Can you find the lines of the listing that include "kara" and copy every one?

===== INPUT ROWS

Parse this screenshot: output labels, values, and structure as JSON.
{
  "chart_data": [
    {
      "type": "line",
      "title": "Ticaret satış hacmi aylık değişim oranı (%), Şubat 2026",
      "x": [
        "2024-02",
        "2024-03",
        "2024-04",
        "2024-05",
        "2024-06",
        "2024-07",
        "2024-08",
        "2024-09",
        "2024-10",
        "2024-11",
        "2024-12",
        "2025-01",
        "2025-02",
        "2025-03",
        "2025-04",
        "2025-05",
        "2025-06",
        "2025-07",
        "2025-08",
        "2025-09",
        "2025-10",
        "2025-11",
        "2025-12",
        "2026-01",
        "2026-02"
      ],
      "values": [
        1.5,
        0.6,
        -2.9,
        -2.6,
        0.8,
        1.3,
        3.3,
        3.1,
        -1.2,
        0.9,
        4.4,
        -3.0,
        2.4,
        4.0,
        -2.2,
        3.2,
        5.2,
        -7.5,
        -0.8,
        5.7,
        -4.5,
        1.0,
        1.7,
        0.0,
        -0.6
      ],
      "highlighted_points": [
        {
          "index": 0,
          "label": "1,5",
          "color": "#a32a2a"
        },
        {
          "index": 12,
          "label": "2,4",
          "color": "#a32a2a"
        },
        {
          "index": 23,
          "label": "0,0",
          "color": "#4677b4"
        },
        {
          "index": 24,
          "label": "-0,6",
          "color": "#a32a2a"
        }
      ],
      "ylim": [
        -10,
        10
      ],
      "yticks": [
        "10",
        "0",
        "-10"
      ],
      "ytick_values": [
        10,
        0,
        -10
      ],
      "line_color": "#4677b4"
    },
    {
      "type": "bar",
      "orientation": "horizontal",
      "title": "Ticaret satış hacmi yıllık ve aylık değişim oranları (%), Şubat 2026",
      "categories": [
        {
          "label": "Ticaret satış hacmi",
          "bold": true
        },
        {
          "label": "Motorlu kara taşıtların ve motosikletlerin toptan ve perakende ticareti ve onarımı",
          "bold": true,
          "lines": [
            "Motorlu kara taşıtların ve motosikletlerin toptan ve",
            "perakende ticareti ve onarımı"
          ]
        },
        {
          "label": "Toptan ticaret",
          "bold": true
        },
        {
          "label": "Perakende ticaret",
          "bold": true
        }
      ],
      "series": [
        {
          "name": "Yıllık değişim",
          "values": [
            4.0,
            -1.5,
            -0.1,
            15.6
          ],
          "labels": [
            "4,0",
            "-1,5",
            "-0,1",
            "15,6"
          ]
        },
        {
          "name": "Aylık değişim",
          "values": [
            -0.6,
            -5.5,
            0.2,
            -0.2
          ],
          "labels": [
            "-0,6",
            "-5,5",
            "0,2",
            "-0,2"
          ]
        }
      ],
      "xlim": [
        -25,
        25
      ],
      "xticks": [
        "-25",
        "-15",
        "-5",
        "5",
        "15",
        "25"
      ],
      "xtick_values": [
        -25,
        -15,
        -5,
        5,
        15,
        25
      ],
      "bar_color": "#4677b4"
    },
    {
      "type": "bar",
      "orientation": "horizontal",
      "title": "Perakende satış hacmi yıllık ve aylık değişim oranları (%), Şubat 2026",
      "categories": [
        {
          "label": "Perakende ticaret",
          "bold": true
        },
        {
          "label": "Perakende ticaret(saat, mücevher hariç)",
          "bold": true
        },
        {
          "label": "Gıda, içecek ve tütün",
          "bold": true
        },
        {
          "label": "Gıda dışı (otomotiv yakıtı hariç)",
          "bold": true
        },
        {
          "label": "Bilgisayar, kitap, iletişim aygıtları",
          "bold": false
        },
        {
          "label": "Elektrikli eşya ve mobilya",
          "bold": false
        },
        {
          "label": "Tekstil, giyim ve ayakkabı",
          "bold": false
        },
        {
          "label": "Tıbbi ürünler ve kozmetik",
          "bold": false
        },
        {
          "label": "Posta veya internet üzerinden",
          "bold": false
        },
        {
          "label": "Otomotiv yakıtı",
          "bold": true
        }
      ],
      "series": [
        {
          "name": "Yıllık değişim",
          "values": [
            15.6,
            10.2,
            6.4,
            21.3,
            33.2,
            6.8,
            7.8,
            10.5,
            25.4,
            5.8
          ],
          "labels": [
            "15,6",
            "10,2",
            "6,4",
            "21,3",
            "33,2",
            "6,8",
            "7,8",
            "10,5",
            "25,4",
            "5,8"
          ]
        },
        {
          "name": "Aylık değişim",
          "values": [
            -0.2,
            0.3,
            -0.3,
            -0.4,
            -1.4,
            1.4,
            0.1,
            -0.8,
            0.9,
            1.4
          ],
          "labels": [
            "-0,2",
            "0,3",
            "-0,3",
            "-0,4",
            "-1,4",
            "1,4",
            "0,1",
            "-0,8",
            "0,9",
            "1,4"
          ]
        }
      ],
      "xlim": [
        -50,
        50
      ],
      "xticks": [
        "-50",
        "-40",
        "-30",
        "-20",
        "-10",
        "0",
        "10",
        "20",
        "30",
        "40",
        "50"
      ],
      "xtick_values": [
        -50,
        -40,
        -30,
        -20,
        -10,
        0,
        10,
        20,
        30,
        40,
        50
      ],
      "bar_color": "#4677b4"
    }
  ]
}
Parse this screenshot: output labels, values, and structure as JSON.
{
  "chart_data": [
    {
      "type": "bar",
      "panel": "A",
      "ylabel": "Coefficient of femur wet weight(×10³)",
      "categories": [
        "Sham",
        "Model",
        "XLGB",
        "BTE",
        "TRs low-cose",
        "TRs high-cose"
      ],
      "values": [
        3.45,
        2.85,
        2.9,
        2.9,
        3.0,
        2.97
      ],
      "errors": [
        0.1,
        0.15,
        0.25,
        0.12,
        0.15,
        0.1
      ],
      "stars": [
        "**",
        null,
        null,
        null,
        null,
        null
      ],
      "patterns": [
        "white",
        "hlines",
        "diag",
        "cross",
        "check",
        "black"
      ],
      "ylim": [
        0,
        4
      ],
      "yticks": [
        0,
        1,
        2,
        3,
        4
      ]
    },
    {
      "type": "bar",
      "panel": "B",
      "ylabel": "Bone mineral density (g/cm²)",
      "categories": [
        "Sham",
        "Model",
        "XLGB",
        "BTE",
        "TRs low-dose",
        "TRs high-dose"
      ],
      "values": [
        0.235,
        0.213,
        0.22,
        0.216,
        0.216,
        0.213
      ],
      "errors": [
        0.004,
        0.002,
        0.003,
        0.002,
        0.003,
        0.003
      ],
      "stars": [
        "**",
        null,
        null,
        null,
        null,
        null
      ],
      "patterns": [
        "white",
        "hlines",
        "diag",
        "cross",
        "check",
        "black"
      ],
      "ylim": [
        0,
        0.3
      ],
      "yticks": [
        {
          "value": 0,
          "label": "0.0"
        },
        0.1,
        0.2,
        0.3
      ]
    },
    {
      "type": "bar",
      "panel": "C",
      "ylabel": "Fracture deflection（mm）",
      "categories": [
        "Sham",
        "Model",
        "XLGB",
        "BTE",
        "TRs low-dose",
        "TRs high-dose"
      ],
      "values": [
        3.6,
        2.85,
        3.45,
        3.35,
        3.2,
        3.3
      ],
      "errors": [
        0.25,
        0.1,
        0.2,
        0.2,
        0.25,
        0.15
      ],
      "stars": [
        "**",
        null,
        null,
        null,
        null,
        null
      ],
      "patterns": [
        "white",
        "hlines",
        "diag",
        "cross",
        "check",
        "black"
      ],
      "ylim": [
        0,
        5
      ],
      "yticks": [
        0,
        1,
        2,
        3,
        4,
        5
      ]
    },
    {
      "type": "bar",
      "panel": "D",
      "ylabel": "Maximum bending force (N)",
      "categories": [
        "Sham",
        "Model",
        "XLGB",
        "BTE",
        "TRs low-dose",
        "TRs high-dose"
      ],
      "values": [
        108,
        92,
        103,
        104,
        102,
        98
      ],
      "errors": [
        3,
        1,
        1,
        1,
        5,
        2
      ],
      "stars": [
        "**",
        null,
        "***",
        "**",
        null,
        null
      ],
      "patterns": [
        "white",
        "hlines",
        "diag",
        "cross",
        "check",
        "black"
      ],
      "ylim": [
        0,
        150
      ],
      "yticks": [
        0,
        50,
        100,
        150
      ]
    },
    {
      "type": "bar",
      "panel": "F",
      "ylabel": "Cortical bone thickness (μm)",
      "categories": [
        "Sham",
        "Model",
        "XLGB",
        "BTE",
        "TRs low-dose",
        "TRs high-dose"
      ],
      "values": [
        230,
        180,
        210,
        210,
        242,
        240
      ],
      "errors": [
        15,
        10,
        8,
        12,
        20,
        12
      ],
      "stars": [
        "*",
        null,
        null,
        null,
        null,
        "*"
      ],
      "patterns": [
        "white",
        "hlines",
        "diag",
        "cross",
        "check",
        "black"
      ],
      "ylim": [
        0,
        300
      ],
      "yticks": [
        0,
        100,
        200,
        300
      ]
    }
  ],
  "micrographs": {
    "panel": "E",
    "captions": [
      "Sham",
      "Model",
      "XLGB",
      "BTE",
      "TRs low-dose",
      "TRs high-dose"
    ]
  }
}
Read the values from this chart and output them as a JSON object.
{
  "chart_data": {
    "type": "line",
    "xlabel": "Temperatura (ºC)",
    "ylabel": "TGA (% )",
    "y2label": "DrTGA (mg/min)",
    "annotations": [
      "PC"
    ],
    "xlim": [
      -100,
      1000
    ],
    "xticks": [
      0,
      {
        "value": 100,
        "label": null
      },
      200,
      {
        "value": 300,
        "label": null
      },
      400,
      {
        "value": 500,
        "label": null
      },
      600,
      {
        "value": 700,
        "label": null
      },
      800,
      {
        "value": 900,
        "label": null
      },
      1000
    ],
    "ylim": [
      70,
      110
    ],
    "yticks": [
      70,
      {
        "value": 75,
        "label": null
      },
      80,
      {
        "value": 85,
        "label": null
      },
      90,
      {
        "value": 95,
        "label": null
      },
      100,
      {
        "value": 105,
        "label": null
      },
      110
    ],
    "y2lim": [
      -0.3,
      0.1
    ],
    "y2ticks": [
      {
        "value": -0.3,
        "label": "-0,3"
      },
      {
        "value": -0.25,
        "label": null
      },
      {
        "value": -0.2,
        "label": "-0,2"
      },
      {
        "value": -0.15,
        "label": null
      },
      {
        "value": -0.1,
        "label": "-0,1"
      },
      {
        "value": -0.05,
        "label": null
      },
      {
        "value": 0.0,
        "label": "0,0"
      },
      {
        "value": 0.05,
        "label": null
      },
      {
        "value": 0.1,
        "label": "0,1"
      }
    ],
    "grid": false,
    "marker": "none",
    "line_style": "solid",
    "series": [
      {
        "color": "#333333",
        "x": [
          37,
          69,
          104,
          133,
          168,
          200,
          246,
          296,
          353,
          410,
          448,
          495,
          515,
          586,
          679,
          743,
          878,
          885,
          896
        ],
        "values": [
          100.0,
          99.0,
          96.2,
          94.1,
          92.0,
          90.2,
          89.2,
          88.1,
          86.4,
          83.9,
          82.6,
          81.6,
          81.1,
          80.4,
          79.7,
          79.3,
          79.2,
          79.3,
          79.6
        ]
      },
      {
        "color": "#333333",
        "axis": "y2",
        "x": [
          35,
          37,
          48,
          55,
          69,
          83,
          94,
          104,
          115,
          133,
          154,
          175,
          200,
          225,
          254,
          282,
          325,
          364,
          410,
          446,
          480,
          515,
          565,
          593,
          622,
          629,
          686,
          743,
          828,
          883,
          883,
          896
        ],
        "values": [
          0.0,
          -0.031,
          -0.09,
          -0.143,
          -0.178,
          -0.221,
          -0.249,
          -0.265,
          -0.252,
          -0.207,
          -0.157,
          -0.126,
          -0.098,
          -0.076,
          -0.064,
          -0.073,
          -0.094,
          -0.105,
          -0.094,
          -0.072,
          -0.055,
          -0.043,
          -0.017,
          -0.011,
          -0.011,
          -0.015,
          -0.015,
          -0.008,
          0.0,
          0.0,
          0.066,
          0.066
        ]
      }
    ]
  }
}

==========

→ **RESPONSE TO THIS EXERCISE**
          "label": "Motorlu kara taşıtların ve motosikletlerin toptan ve perakende ticareti ve onarımı",
            "Motorlu kara taşıtların ve motosikletlerin toptan ve",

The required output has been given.